Assignment: Return each line of the data below that contains the string "Dietary".

··· The input

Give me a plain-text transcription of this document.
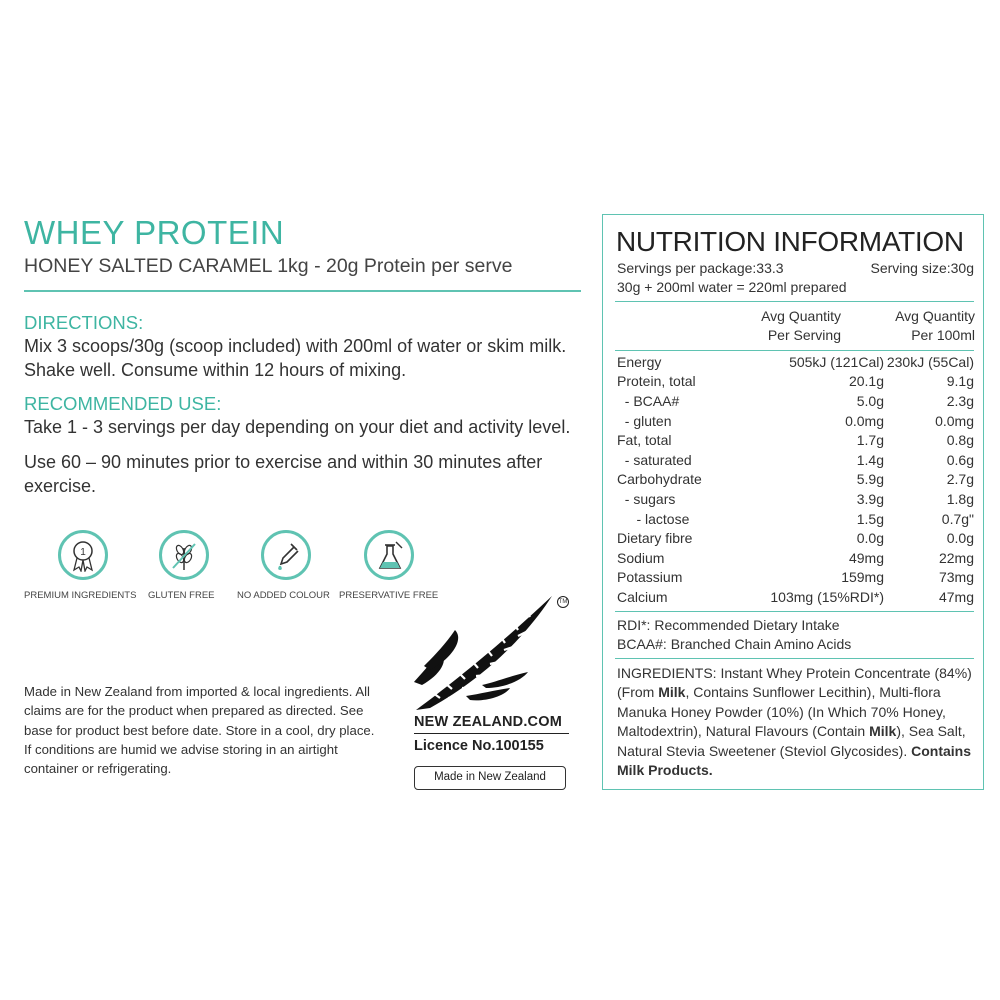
WHEY PROTEIN
HONEY SALTED CARAMEL 1kg - 20g Protein per serve
DIRECTIONS:
Mix 3 scoops/30g (scoop included) with 200ml of water or skim milk. Shake well. Consume within 12 hours of mixing.
RECOMMENDED USE:
Take 1 - 3 servings per day depending on your diet and activity level.
Use 60 – 90 minutes prior to exercise and within 30 minutes after exercise.
1
PREMIUM INGREDIENTS GLUTEN FREE NO ADDED COLOUR PRESERVATIVE FREE
Made in New Zealand from imported & local ingredients. All claims are for the product when prepared as directed. See base for product best before date. Store in a cool, dry place. If conditions are humid we advise storing in an airtight container or refrigerating.
TM
NEW ZEALAND.COM
Licence No.100155
Made in New Zealand
NUTRITION INFORMATION
Servings per package:33.3	Serving size:30g
30g + 200ml water = 220ml prepared
Avg Quantity
Per Serving
Avg Quantity
Per 100ml
Energy	505kJ (121Cal)	230kJ (55Cal)
Protein, total	20.1g	9.1g
- BCAA#	5.0g	2.3g
- gluten	0.0mg	0.0mg
Fat, total	1.7g	0.8g
- saturated	1.4g	0.6g
Carbohydrate	5.9g	2.7g
- sugars	3.9g	1.8g
- lactose	1.5g	0.7g"
Dietary fibre	0.0g	0.0g
Sodium	49mg	22mg
Potassium	159mg	73mg
Calcium	103mg (15%RDI*)	47mg
RDI*: Recommended Dietary Intake
BCAA#: Branched Chain Amino Acids
INGREDIENTS: Instant Whey Protein Concentrate (84%) (From Milk, Contains Sunflower Lecithin), Multi-flora Manuka Honey Powder (10%) (In Which 70% Honey, Maltodextrin), Natural Flavours (Contain Milk), Sea Salt, Natural Stevia Sweetener (Steviol Glycosides). Contains Milk Products.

······

Task answer:
Dietary fibre	0.0g	0.0g
RDI*: Recommended Dietary Intake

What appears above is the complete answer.